--- BEGIN Given data ---

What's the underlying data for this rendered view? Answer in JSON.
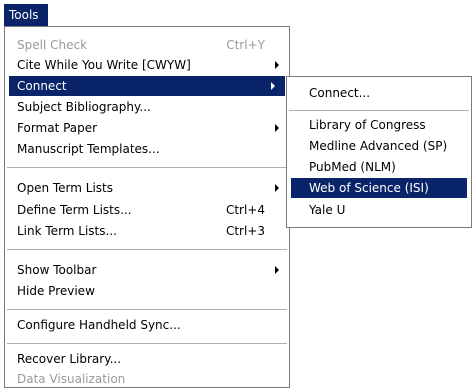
{
  "menubar": {
    "tools_label": "Tools"
  },
  "tools_menu": {
    "items": [
      {
        "label": "Spell Check",
        "shortcut": "Ctrl+Y",
        "disabled": true
      },
      {
        "label": "Cite While You Write [CWYW]",
        "submenu": true
      },
      {
        "label": "Connect",
        "submenu": true,
        "highlighted": true
      },
      {
        "label": "Subject Bibliography..."
      },
      {
        "label": "Format Paper",
        "submenu": true
      },
      {
        "label": "Manuscript Templates..."
      },
      {
        "label": "Open Term Lists",
        "submenu": true
      },
      {
        "label": "Define Term Lists...",
        "shortcut": "Ctrl+4"
      },
      {
        "label": "Link Term Lists...",
        "shortcut": "Ctrl+3"
      },
      {
        "label": "Show Toolbar",
        "submenu": true
      },
      {
        "label": "Hide Preview"
      },
      {
        "label": "Configure Handheld Sync..."
      },
      {
        "label": "Recover Library..."
      },
      {
        "label": "Data Visualization",
        "disabled": true
      }
    ]
  },
  "connect_submenu": {
    "items": [
      {
        "label": "Connect..."
      },
      {
        "label": "Library of Congress"
      },
      {
        "label": "Medline Advanced (SP)"
      },
      {
        "label": "PubMed (NLM)"
      },
      {
        "label": "Web of Science (ISI)",
        "highlighted": true
      },
      {
        "label": "Yale U"
      }
    ]
  },
  "colors": {
    "highlight": "#0a246a",
    "disabled_text": "#9a9a9a",
    "border": "#7a7a7a"
  }
}
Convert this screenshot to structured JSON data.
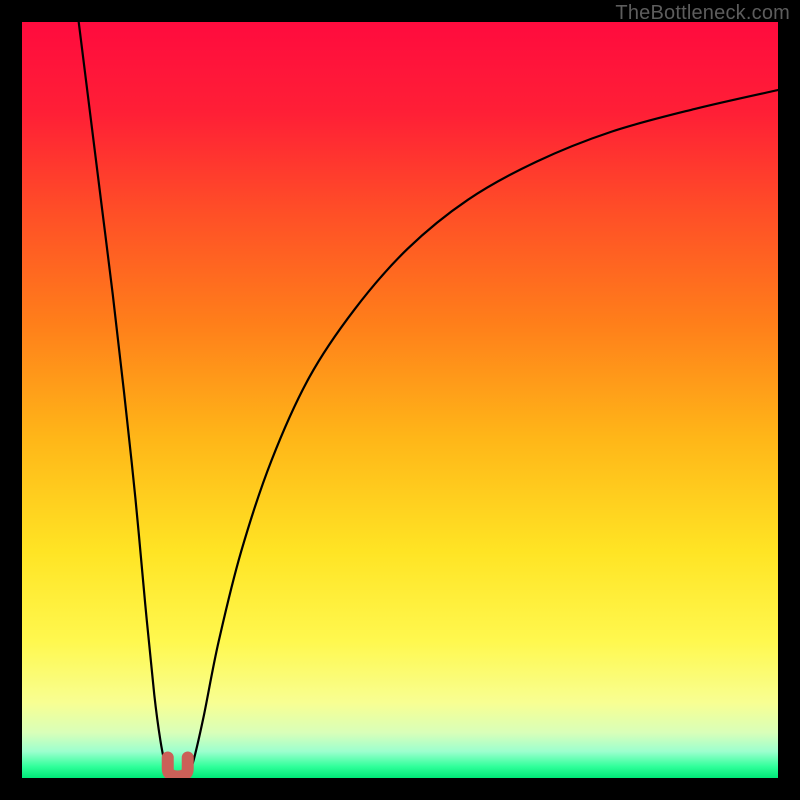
{
  "watermark": "TheBottleneck.com",
  "chart_data": {
    "type": "line",
    "title": "",
    "xlabel": "",
    "ylabel": "",
    "xlim": [
      0,
      100
    ],
    "ylim": [
      0,
      100
    ],
    "gradient_stops": [
      {
        "offset": 0.0,
        "color": "#ff0b3e"
      },
      {
        "offset": 0.12,
        "color": "#ff1f36"
      },
      {
        "offset": 0.25,
        "color": "#ff4e27"
      },
      {
        "offset": 0.4,
        "color": "#ff7f1a"
      },
      {
        "offset": 0.55,
        "color": "#ffb618"
      },
      {
        "offset": 0.7,
        "color": "#ffe424"
      },
      {
        "offset": 0.82,
        "color": "#fff84f"
      },
      {
        "offset": 0.9,
        "color": "#f8ff92"
      },
      {
        "offset": 0.94,
        "color": "#d9ffb9"
      },
      {
        "offset": 0.965,
        "color": "#9cffce"
      },
      {
        "offset": 0.985,
        "color": "#2fff9a"
      },
      {
        "offset": 1.0,
        "color": "#00e877"
      }
    ],
    "series": [
      {
        "name": "bottleneck-left-branch",
        "x": [
          7.5,
          9,
          10.5,
          12,
          13.5,
          15,
          16.3,
          17.5,
          18.3,
          19.0,
          19.5
        ],
        "y": [
          100,
          88,
          76,
          64,
          51,
          37,
          23,
          11,
          5,
          1.5,
          0.3
        ]
      },
      {
        "name": "bottleneck-right-branch",
        "x": [
          21.8,
          22.6,
          24,
          26,
          29,
          33,
          38,
          44,
          51,
          59,
          68,
          78,
          89,
          100
        ],
        "y": [
          0.3,
          2,
          8,
          18,
          30,
          42,
          53,
          62,
          70,
          76.5,
          81.5,
          85.5,
          88.5,
          91
        ]
      }
    ],
    "marker": {
      "name": "u-marker",
      "cx": 20.6,
      "cy": 1.0,
      "color": "#cb6058"
    }
  }
}
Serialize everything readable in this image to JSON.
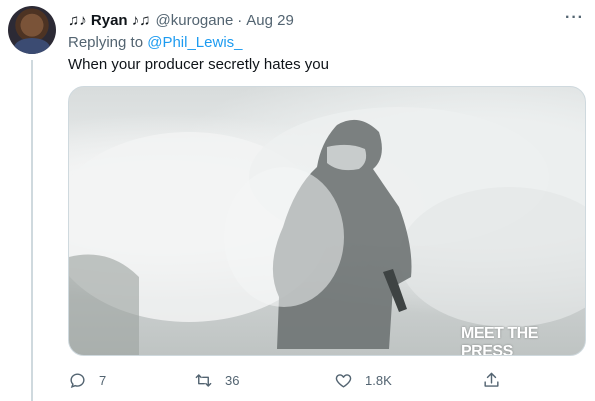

--- END Given data ---

- **Prompt**:
All of the material above needs to be restated exactly, with no pictures.

- **Response to the exercise**:
What's the underlying data for this rendered view? Answer in JSON.
{
  "menubar": {
    "tools_label": "Tools"
  },
  "tools_menu": {
    "items": [
      {
        "label": "Spell Check",
        "shortcut": "Ctrl+Y",
        "disabled": true
      },
      {
        "label": "Cite While You Write [CWYW]",
        "submenu": true
      },
      {
        "label": "Connect",
        "submenu": true,
        "highlighted": true
      },
      {
        "label": "Subject Bibliography..."
      },
      {
        "label": "Format Paper",
        "submenu": true
      },
      {
        "label": "Manuscript Templates..."
      },
      {
        "label": "Open Term Lists",
        "submenu": true
      },
      {
        "label": "Define Term Lists...",
        "shortcut": "Ctrl+4"
      },
      {
        "label": "Link Term Lists...",
        "shortcut": "Ctrl+3"
      },
      {
        "label": "Show Toolbar",
        "submenu": true
      },
      {
        "label": "Hide Preview"
      },
      {
        "label": "Configure Handheld Sync..."
      },
      {
        "label": "Recover Library..."
      },
      {
        "label": "Data Visualization",
        "disabled": true
      }
    ]
  },
  "connect_submenu": {
    "items": [
      {
        "label": "Connect..."
      },
      {
        "label": "Library of Congress"
      },
      {
        "label": "Medline Advanced (SP)"
      },
      {
        "label": "PubMed (NLM)"
      },
      {
        "label": "Web of Science (ISI)",
        "highlighted": true
      },
      {
        "label": "Yale U"
      }
    ]
  },
  "colors": {
    "highlight": "#0a246a",
    "disabled_text": "#9a9a9a",
    "border": "#7a7a7a"
  }
}
Convert this screenshot to structured JSON data.
{
  "watermark": "TheBottleneck.com",
  "chart_data": {
    "type": "line",
    "title": "",
    "xlabel": "",
    "ylabel": "",
    "xlim": [
      0,
      100
    ],
    "ylim": [
      0,
      100
    ],
    "gradient_stops": [
      {
        "offset": 0.0,
        "color": "#ff0b3e"
      },
      {
        "offset": 0.12,
        "color": "#ff1f36"
      },
      {
        "offset": 0.25,
        "color": "#ff4e27"
      },
      {
        "offset": 0.4,
        "color": "#ff7f1a"
      },
      {
        "offset": 0.55,
        "color": "#ffb618"
      },
      {
        "offset": 0.7,
        "color": "#ffe424"
      },
      {
        "offset": 0.82,
        "color": "#fff84f"
      },
      {
        "offset": 0.9,
        "color": "#f8ff92"
      },
      {
        "offset": 0.94,
        "color": "#d9ffb9"
      },
      {
        "offset": 0.965,
        "color": "#9cffce"
      },
      {
        "offset": 0.985,
        "color": "#2fff9a"
      },
      {
        "offset": 1.0,
        "color": "#00e877"
      }
    ],
    "series": [
      {
        "name": "bottleneck-left-branch",
        "x": [
          7.5,
          9,
          10.5,
          12,
          13.5,
          15,
          16.3,
          17.5,
          18.3,
          19.0,
          19.5
        ],
        "y": [
          100,
          88,
          76,
          64,
          51,
          37,
          23,
          11,
          5,
          1.5,
          0.3
        ]
      },
      {
        "name": "bottleneck-right-branch",
        "x": [
          21.8,
          22.6,
          24,
          26,
          29,
          33,
          38,
          44,
          51,
          59,
          68,
          78,
          89,
          100
        ],
        "y": [
          0.3,
          2,
          8,
          18,
          30,
          42,
          53,
          62,
          70,
          76.5,
          81.5,
          85.5,
          88.5,
          91
        ]
      }
    ],
    "marker": {
      "name": "u-marker",
      "cx": 20.6,
      "cy": 1.0,
      "color": "#cb6058"
    }
  }
}
Serialize everything readable in this image to JSON.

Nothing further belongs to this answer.